Directions:
Below, find each line holding "организационной" and state how many there are, using the number alone.

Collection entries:
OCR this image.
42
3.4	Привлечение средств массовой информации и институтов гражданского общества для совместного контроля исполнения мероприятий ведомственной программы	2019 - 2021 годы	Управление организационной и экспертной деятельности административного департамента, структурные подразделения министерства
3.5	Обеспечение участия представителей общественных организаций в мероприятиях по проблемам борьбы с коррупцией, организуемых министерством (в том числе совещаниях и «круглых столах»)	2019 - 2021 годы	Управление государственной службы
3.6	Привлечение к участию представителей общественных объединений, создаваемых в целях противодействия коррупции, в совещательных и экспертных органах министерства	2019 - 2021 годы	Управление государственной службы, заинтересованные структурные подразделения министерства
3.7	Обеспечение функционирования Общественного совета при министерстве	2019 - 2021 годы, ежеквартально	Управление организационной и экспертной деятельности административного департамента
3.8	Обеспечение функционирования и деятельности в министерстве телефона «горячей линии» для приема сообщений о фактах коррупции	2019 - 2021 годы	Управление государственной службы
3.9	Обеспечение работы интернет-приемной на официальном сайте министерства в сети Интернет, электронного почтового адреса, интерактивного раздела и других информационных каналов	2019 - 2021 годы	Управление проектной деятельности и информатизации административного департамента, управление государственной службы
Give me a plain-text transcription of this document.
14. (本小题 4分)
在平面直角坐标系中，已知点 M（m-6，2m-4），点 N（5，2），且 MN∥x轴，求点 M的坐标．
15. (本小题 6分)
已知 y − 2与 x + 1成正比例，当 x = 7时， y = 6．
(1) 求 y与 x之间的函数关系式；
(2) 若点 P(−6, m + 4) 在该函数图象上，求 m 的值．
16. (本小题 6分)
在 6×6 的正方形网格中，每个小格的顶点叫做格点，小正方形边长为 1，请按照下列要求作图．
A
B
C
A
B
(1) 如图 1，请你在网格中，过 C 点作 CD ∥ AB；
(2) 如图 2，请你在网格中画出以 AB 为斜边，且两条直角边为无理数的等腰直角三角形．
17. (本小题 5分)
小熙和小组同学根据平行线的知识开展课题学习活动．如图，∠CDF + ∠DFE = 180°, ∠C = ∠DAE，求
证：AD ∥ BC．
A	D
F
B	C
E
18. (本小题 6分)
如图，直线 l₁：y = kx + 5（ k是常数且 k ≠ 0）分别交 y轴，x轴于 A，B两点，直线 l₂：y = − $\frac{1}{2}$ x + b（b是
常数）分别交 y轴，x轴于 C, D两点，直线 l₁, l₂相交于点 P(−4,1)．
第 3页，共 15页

Full solution:
2